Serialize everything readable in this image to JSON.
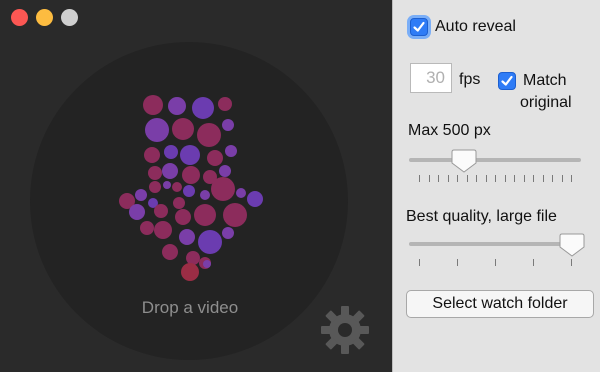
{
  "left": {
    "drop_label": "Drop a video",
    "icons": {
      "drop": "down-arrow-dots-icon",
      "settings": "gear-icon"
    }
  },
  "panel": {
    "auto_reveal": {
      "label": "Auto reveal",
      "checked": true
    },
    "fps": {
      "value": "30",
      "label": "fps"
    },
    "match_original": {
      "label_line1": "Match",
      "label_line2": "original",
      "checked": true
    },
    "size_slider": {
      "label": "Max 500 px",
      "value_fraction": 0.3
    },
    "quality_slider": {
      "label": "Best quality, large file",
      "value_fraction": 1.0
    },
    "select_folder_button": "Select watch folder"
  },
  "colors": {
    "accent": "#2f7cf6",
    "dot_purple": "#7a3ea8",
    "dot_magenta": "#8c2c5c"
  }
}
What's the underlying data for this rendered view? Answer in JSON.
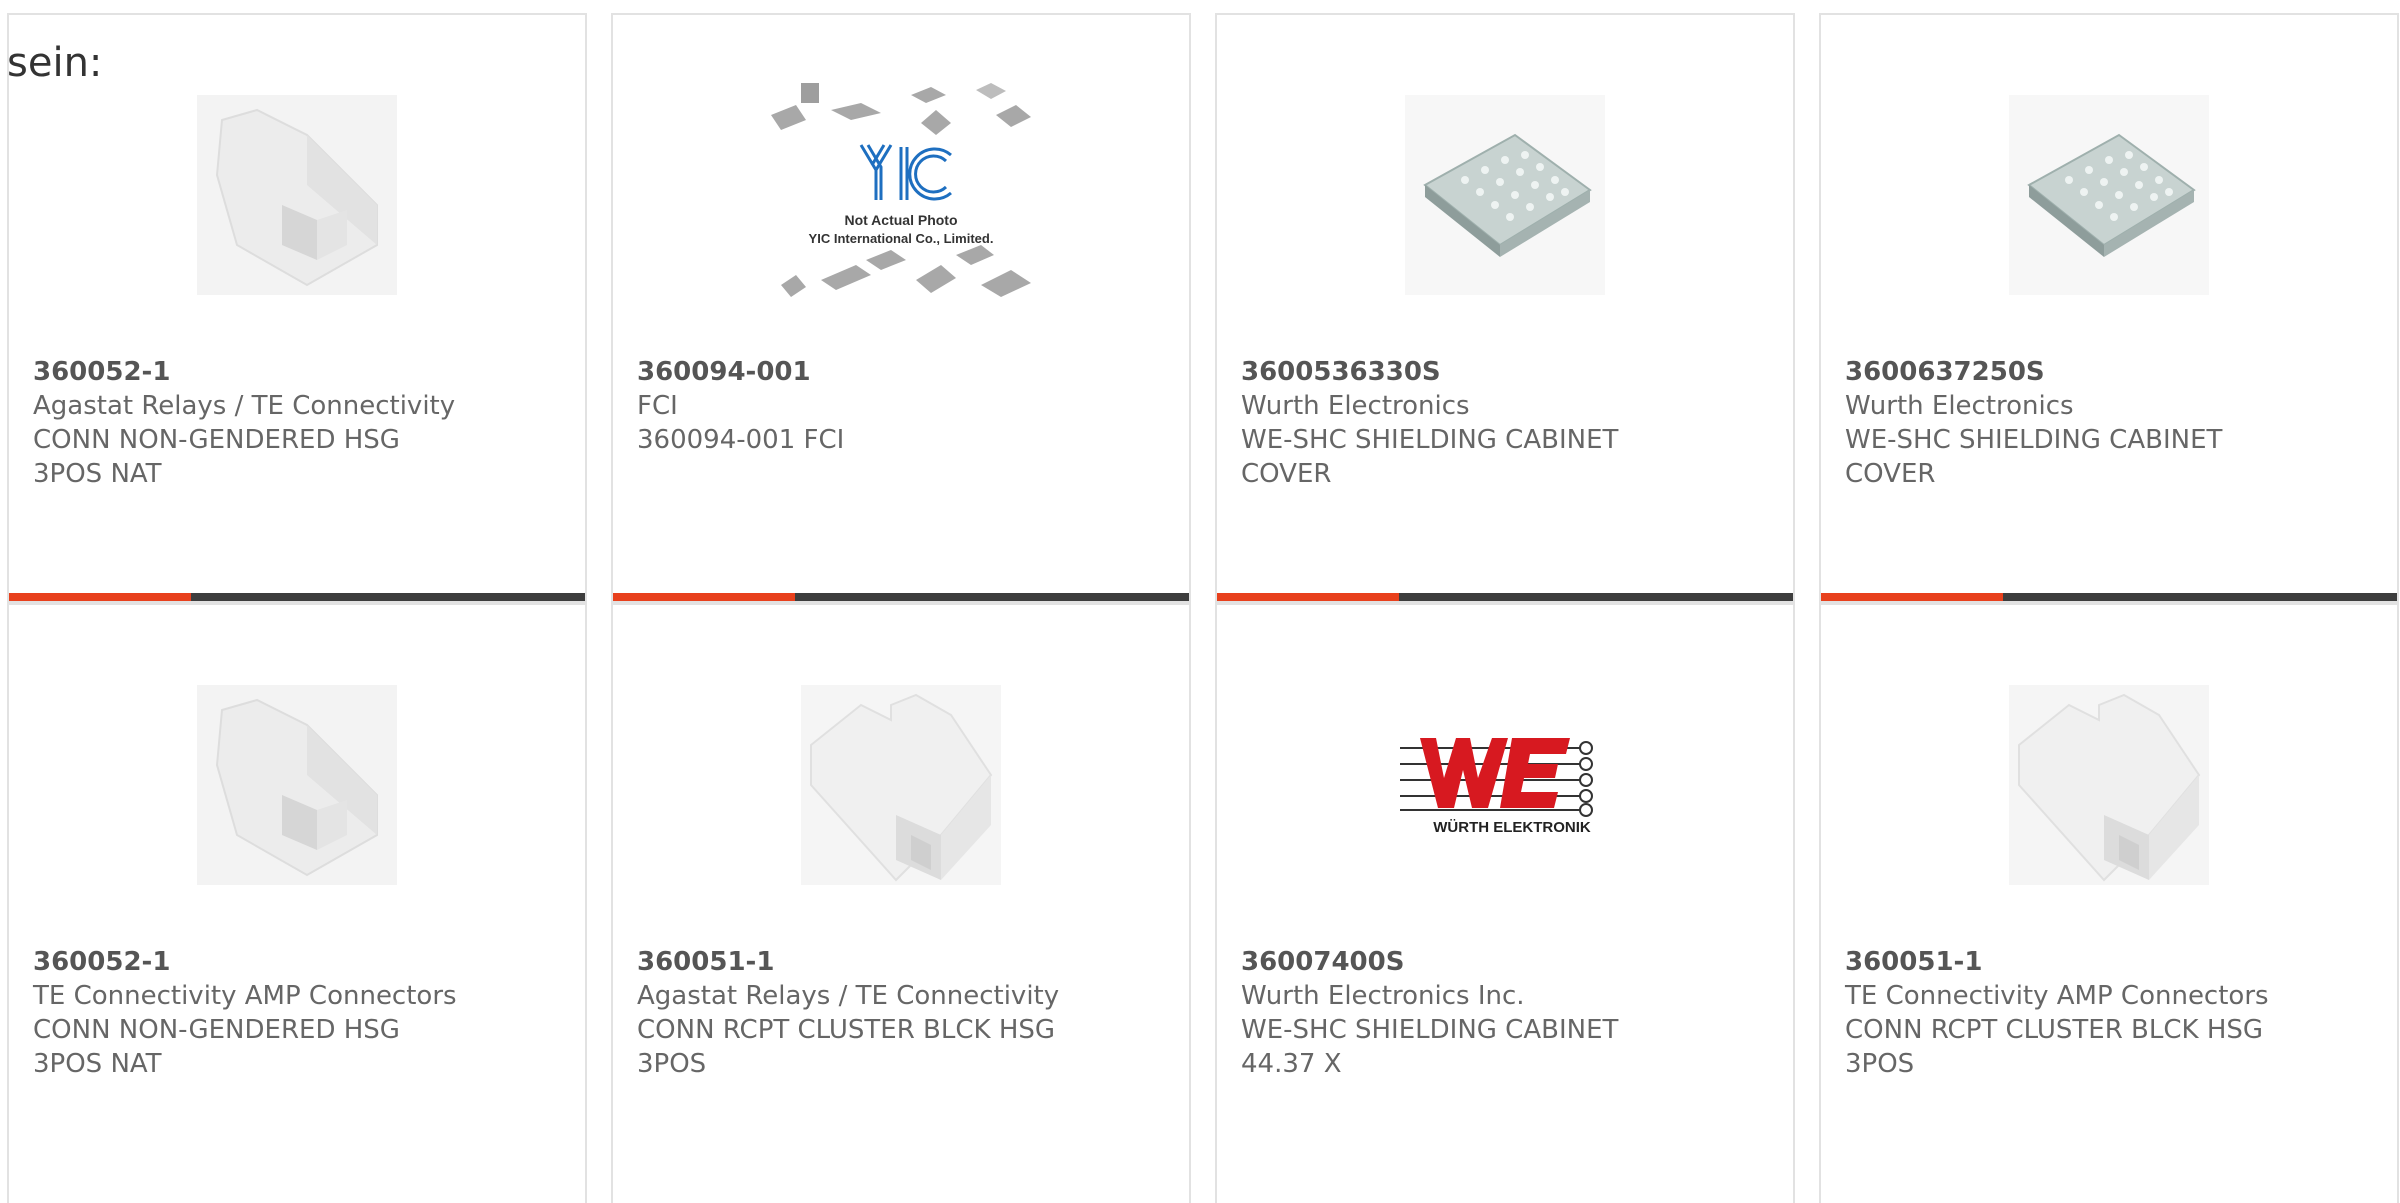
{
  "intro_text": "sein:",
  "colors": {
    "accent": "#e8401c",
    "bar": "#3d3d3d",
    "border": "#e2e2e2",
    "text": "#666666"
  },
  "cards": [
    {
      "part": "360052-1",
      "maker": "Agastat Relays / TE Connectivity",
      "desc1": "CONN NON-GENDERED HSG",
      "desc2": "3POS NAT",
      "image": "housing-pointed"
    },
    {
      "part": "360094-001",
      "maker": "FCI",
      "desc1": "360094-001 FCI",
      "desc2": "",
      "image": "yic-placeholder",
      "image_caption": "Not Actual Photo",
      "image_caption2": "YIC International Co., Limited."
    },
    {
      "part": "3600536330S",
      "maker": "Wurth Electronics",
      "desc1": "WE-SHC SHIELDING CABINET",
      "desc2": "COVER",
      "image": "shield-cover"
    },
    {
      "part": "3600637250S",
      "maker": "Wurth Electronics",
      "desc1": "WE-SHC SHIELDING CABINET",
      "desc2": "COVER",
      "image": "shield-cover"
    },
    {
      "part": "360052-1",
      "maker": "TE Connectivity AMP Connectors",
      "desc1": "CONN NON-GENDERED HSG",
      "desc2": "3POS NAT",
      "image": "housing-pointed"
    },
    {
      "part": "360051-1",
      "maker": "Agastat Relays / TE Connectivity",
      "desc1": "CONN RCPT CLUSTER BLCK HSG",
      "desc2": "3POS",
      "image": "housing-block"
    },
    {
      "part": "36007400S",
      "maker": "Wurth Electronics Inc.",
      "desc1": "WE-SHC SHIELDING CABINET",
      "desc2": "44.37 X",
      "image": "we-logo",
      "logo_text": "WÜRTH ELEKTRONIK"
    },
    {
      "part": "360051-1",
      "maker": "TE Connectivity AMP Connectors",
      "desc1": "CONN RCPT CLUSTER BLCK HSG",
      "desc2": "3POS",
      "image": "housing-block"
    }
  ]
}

...

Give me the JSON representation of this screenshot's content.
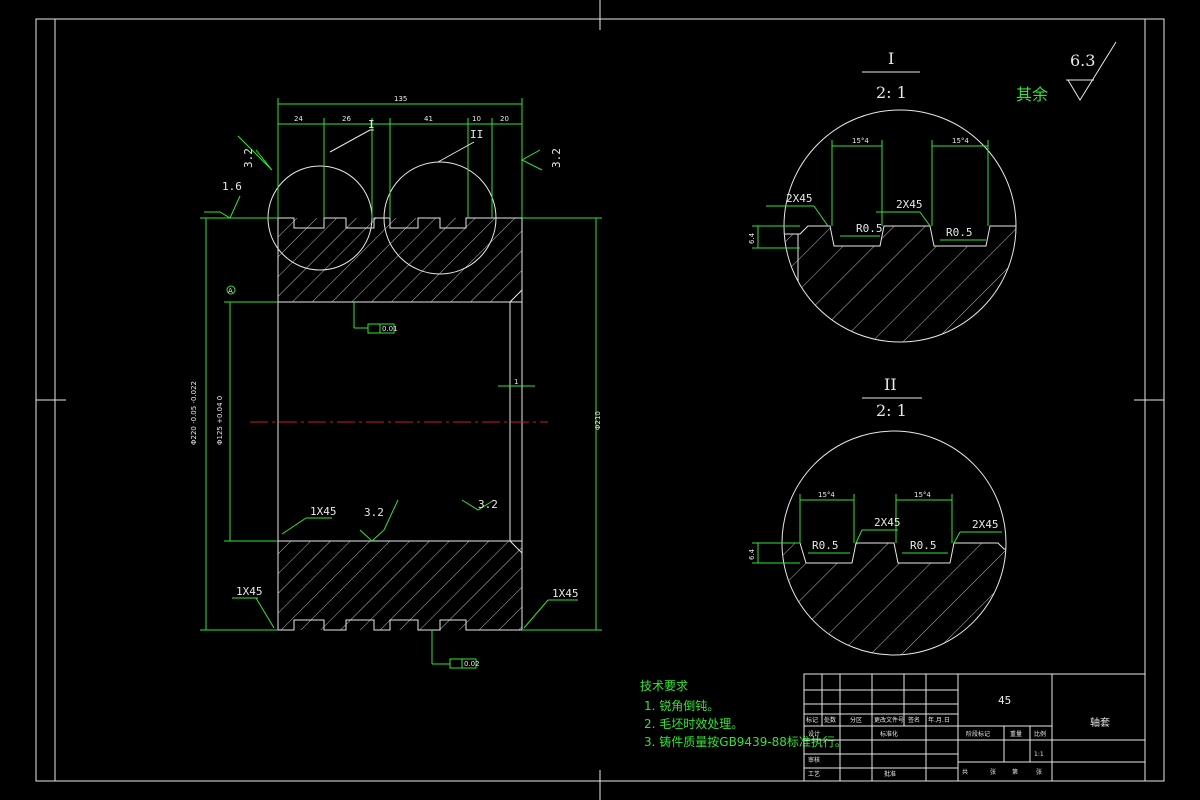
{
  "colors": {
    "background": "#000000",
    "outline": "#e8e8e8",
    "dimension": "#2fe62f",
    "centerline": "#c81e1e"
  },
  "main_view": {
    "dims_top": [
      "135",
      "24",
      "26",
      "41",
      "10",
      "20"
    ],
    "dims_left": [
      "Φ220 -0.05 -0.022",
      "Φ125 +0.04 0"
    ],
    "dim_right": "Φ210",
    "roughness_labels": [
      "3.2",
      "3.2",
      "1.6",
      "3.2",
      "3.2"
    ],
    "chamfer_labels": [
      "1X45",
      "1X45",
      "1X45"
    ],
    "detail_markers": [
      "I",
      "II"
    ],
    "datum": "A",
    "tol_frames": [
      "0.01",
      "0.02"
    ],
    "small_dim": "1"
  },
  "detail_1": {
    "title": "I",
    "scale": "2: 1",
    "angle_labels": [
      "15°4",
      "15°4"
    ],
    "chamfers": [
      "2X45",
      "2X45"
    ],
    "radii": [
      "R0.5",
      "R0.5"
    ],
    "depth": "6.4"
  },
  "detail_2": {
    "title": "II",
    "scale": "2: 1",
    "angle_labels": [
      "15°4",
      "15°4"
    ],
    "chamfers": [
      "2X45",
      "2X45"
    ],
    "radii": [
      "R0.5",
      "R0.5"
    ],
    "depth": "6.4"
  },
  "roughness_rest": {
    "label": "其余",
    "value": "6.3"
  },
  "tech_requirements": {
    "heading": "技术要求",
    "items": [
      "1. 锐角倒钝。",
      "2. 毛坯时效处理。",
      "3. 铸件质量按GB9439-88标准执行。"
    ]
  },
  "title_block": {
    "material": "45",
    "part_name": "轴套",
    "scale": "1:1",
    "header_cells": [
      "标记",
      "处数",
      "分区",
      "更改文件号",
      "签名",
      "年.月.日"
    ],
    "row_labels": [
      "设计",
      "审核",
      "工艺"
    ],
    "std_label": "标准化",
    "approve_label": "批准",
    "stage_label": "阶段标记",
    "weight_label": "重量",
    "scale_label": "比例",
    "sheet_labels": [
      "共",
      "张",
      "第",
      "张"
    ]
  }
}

[What needs to be done] Return the lines of the records that include the string "JSON".

[Task response]
Serialize everything readable in this image to JSON.
What's the underlying data for this rendered view? Answer in JSON.
Give me the JSON representation of this screenshot's content.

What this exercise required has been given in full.